## [YOUR TASK]
Below are the records; copy each line in them that holds the word "into".

------------------------------------

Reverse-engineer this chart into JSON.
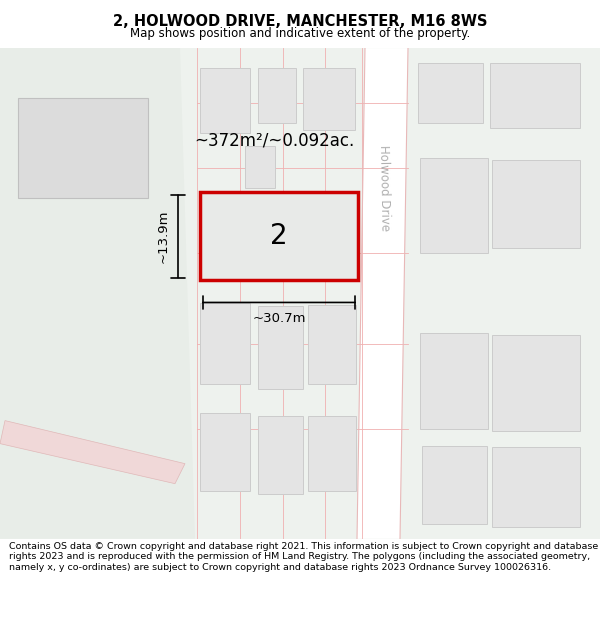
{
  "title": "2, HOLWOOD DRIVE, MANCHESTER, M16 8WS",
  "subtitle": "Map shows position and indicative extent of the property.",
  "footer": "Contains OS data © Crown copyright and database right 2021. This information is subject to Crown copyright and database rights 2023 and is reproduced with the permission of HM Land Registry. The polygons (including the associated geometry, namely x, y co-ordinates) are subject to Crown copyright and database rights 2023 Ordnance Survey 100026316.",
  "area_text": "~372m²/~0.092ac.",
  "width_text": "~30.7m",
  "height_text": "~13.9m",
  "number_text": "2",
  "road_label": "Holwood Drive",
  "map_bg": "#eef2ee",
  "road_fill": "#ffffff",
  "road_border": "#e8b8b8",
  "building_fill": "#e4e4e4",
  "building_border": "#cccccc",
  "highlight_fill": "#e8eae8",
  "highlight_border": "#cc0000",
  "figsize": [
    6.0,
    6.25
  ],
  "dpi": 100
}
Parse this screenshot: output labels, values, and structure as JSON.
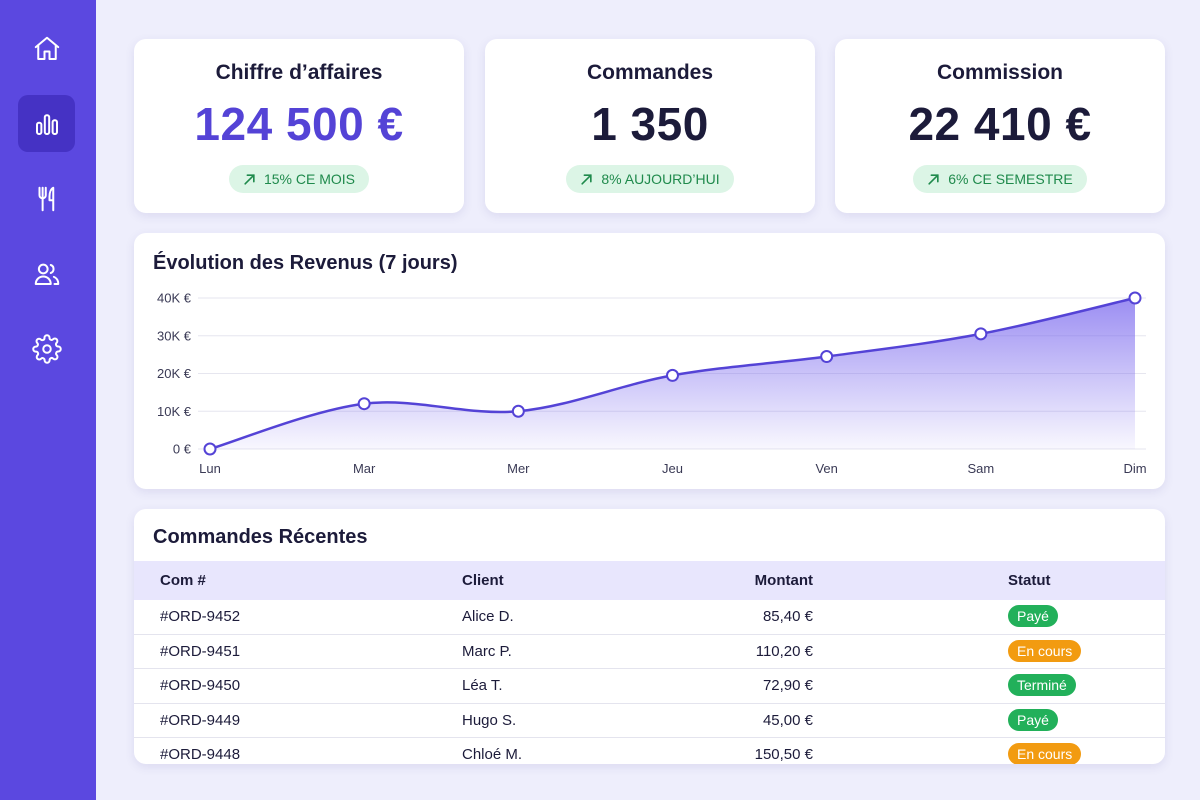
{
  "sidebar": {
    "items": [
      {
        "icon": "home-icon",
        "active": false
      },
      {
        "icon": "bar-chart-icon",
        "active": true
      },
      {
        "icon": "fork-knife-icon",
        "active": false
      },
      {
        "icon": "users-icon",
        "active": false
      },
      {
        "icon": "gear-icon",
        "active": false
      }
    ]
  },
  "stats": [
    {
      "title": "Chiffre d’affaires",
      "value": "124 500 €",
      "badge": "15% CE MOIS"
    },
    {
      "title": "Commandes",
      "value": "1 350",
      "badge": "8% AUJOURD’HUI"
    },
    {
      "title": "Commission",
      "value": "22 410 €",
      "badge": "6% CE SEMESTRE"
    }
  ],
  "revenue": {
    "title": "Évolution des Revenus (7 jours)"
  },
  "chart_data": {
    "type": "area",
    "title": "Évolution des Revenus (7 jours)",
    "categories": [
      "Lun",
      "Mar",
      "Mer",
      "Jeu",
      "Ven",
      "Sam",
      "Dim"
    ],
    "values": [
      0,
      12000,
      10000,
      19500,
      24500,
      30500,
      40000
    ],
    "ylim": [
      0,
      40000
    ],
    "y_ticks": [
      "0 €",
      "10K €",
      "20K €",
      "30K €",
      "40K €"
    ],
    "grid": true
  },
  "orders": {
    "title": "Commandes Récentes",
    "columns": [
      "Com #",
      "Client",
      "Montant",
      "Statut"
    ],
    "rows": [
      {
        "id": "#ORD-9452",
        "client": "Alice D.",
        "amount": "85,40 €",
        "status": "Payé",
        "status_color": "#22b05a"
      },
      {
        "id": "#ORD-9451",
        "client": "Marc P.",
        "amount": "110,20 €",
        "status": "En cours",
        "status_color": "#f29b11"
      },
      {
        "id": "#ORD-9450",
        "client": "Léa T.",
        "amount": "72,90 €",
        "status": "Terminé",
        "status_color": "#22b05a"
      },
      {
        "id": "#ORD-9449",
        "client": "Hugo S.",
        "amount": "45,00 €",
        "status": "Payé",
        "status_color": "#22b05a"
      },
      {
        "id": "#ORD-9448",
        "client": "Chloé M.",
        "amount": "150,50 €",
        "status": "En cours",
        "status_color": "#f29b11"
      }
    ]
  },
  "colors": {
    "sidebar": "#5b48e0",
    "accent": "#5443d6",
    "badge_bg": "#dcf5e6",
    "badge_text": "#1f8a4c",
    "status_green": "#22b05a",
    "status_orange": "#f29b11"
  }
}
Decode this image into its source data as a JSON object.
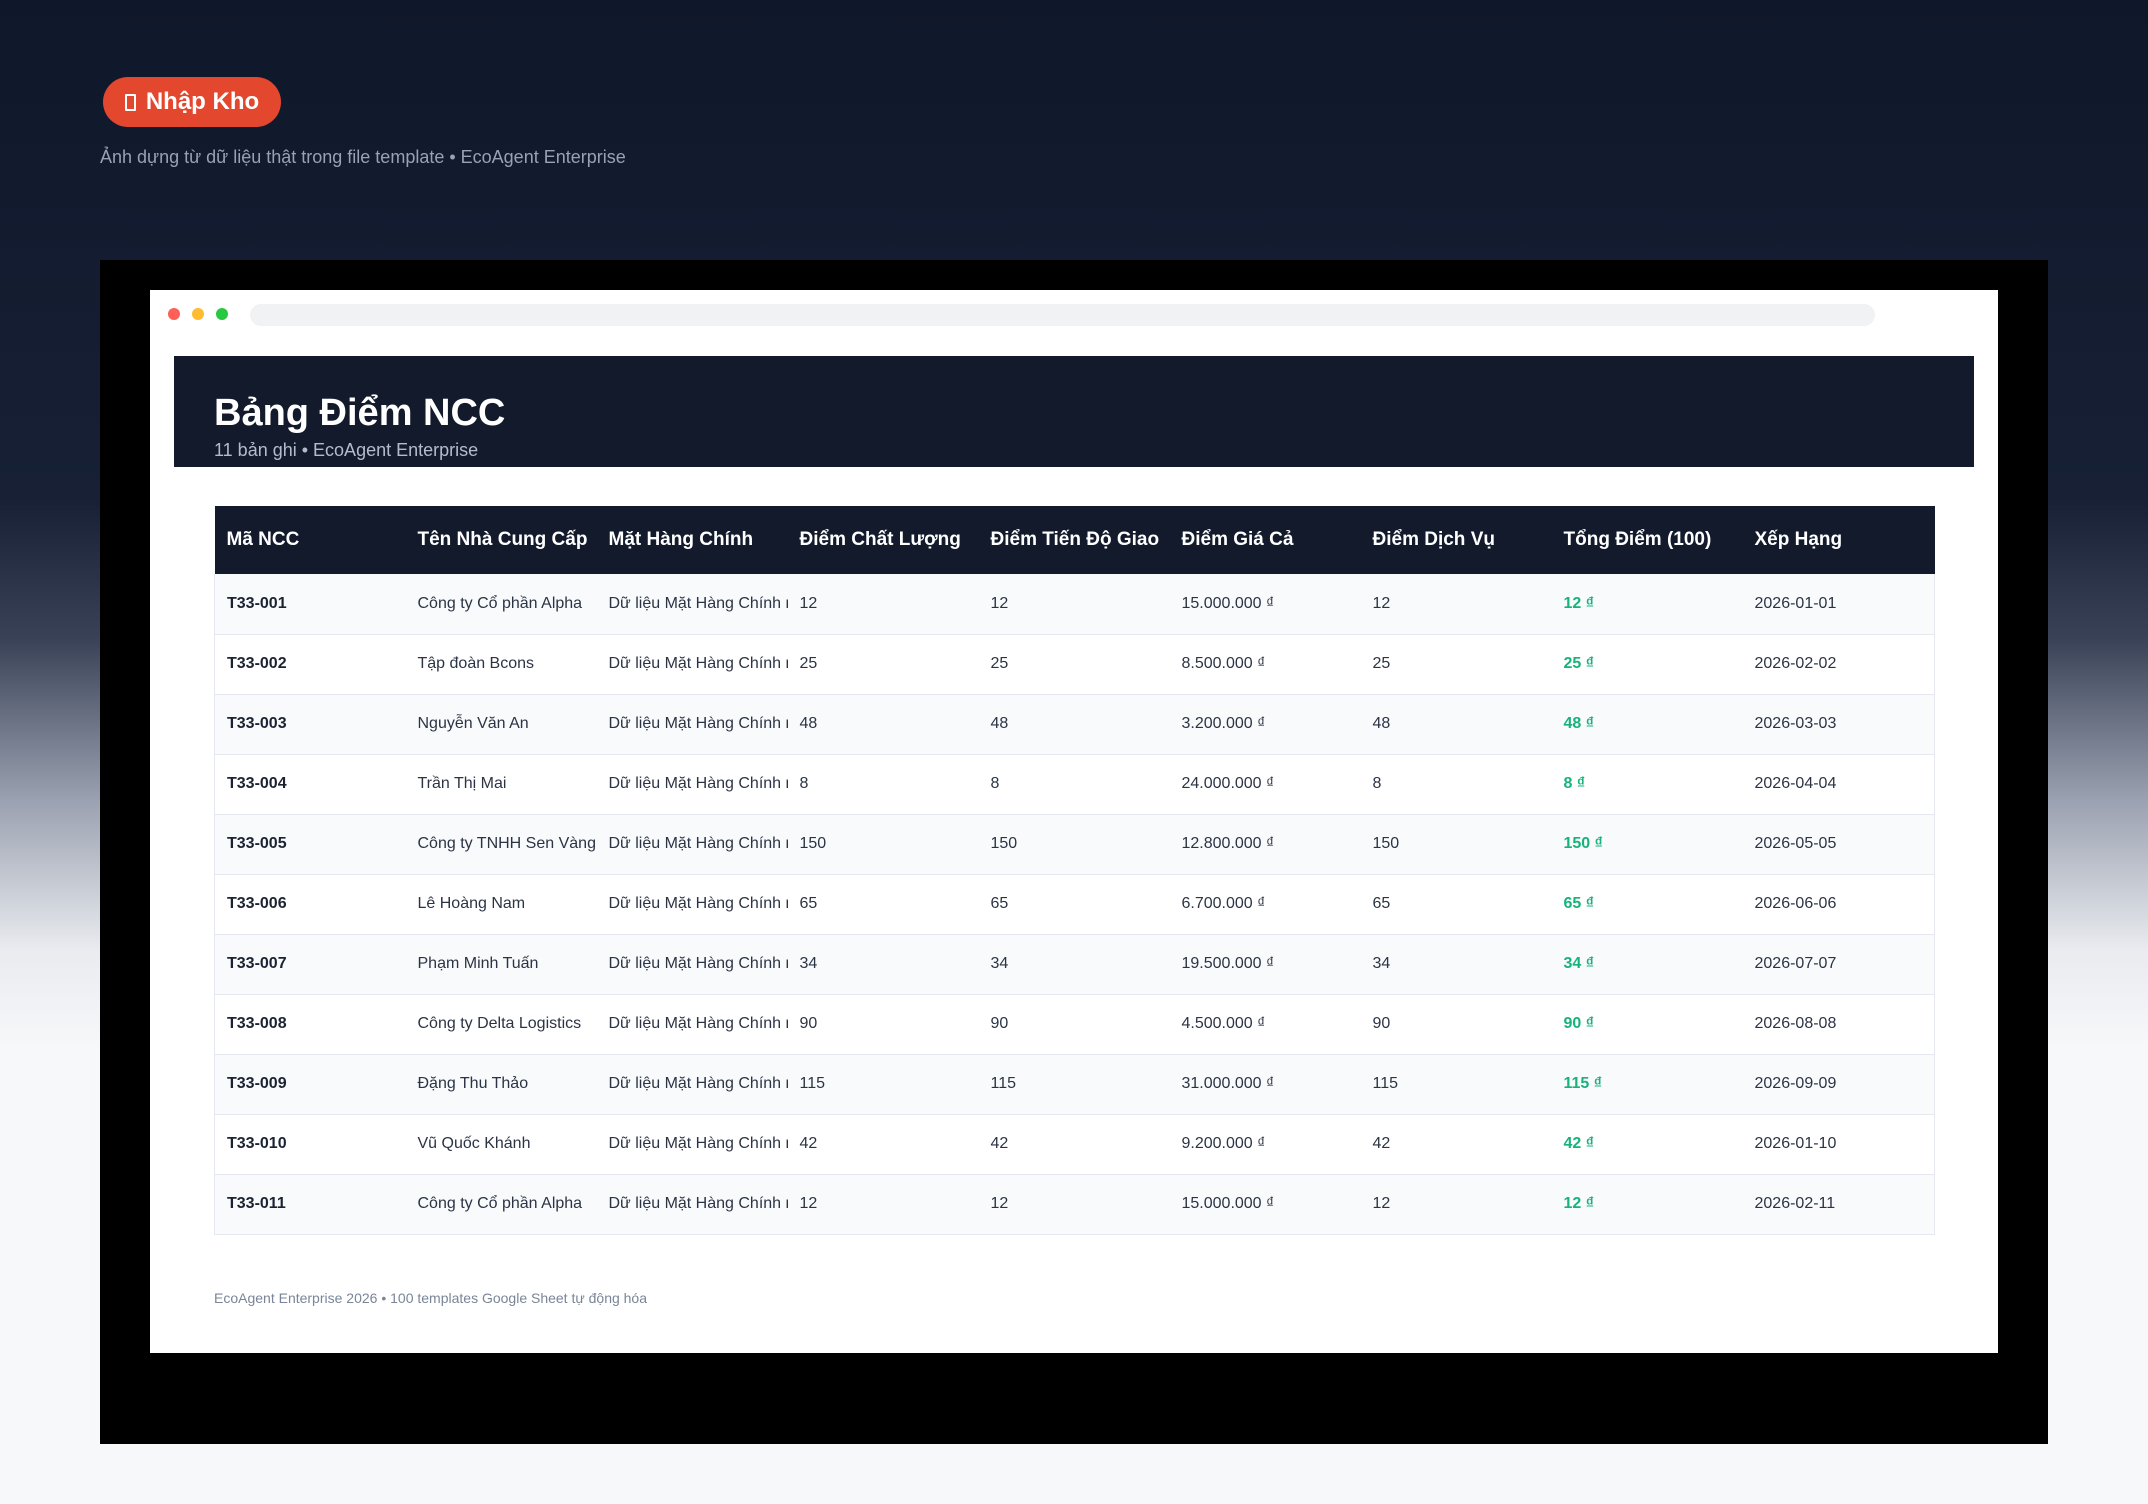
{
  "badge": {
    "icon": "clipboard-icon",
    "label": "Nhập Kho",
    "color": "#e3482f"
  },
  "subtitle": "Ảnh dựng từ dữ liệu thật trong file template • EcoAgent Enterprise",
  "sheet": {
    "title": "Bảng Điểm NCC",
    "meta": "11 bản ghi • EcoAgent Enterprise",
    "columns": [
      "Mã NCC",
      "Tên Nhà Cung Cấp",
      "Mặt Hàng Chính",
      "Điểm Chất Lượng",
      "Điểm Tiến Độ Giao",
      "Điểm Giá Cả",
      "Điểm Dịch Vụ",
      "Tổng Điểm (100)",
      "Xếp Hạng"
    ],
    "rows": [
      [
        "T33-001",
        "Công ty Cổ phần Alpha",
        "Dữ liệu Mặt Hàng Chính m",
        "12",
        "12",
        "15.000.000 ₫",
        "12",
        "12 ₫",
        "2026-01-01"
      ],
      [
        "T33-002",
        "Tập đoàn Bcons",
        "Dữ liệu Mặt Hàng Chính m",
        "25",
        "25",
        "8.500.000 ₫",
        "25",
        "25 ₫",
        "2026-02-02"
      ],
      [
        "T33-003",
        "Nguyễn Văn An",
        "Dữ liệu Mặt Hàng Chính m",
        "48",
        "48",
        "3.200.000 ₫",
        "48",
        "48 ₫",
        "2026-03-03"
      ],
      [
        "T33-004",
        "Trần Thị Mai",
        "Dữ liệu Mặt Hàng Chính m",
        "8",
        "8",
        "24.000.000 ₫",
        "8",
        "8 ₫",
        "2026-04-04"
      ],
      [
        "T33-005",
        "Công ty TNHH Sen Vàng",
        "Dữ liệu Mặt Hàng Chính m",
        "150",
        "150",
        "12.800.000 ₫",
        "150",
        "150 ₫",
        "2026-05-05"
      ],
      [
        "T33-006",
        "Lê Hoàng Nam",
        "Dữ liệu Mặt Hàng Chính m",
        "65",
        "65",
        "6.700.000 ₫",
        "65",
        "65 ₫",
        "2026-06-06"
      ],
      [
        "T33-007",
        "Phạm Minh Tuấn",
        "Dữ liệu Mặt Hàng Chính m",
        "34",
        "34",
        "19.500.000 ₫",
        "34",
        "34 ₫",
        "2026-07-07"
      ],
      [
        "T33-008",
        "Công ty Delta Logistics",
        "Dữ liệu Mặt Hàng Chính m",
        "90",
        "90",
        "4.500.000 ₫",
        "90",
        "90 ₫",
        "2026-08-08"
      ],
      [
        "T33-009",
        "Đặng Thu Thảo",
        "Dữ liệu Mặt Hàng Chính m",
        "115",
        "115",
        "31.000.000 ₫",
        "115",
        "115 ₫",
        "2026-09-09"
      ],
      [
        "T33-010",
        "Vũ Quốc Khánh",
        "Dữ liệu Mặt Hàng Chính m",
        "42",
        "42",
        "9.200.000 ₫",
        "42",
        "42 ₫",
        "2026-01-10"
      ],
      [
        "T33-011",
        "Công ty Cổ phần Alpha",
        "Dữ liệu Mặt Hàng Chính m",
        "12",
        "12",
        "15.000.000 ₫",
        "12",
        "12 ₫",
        "2026-02-11"
      ]
    ]
  },
  "footer": "EcoAgent Enterprise 2026 • 100 templates Google Sheet tự động hóa",
  "colors": {
    "header": "#121a2c",
    "total": "#16b37a",
    "background": "#0f172a"
  }
}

------------------------------------

## [EXERCISE RESPONSE]
Reverse-engineer this chart into JSON.
Decode this image into its source data as a JSON object.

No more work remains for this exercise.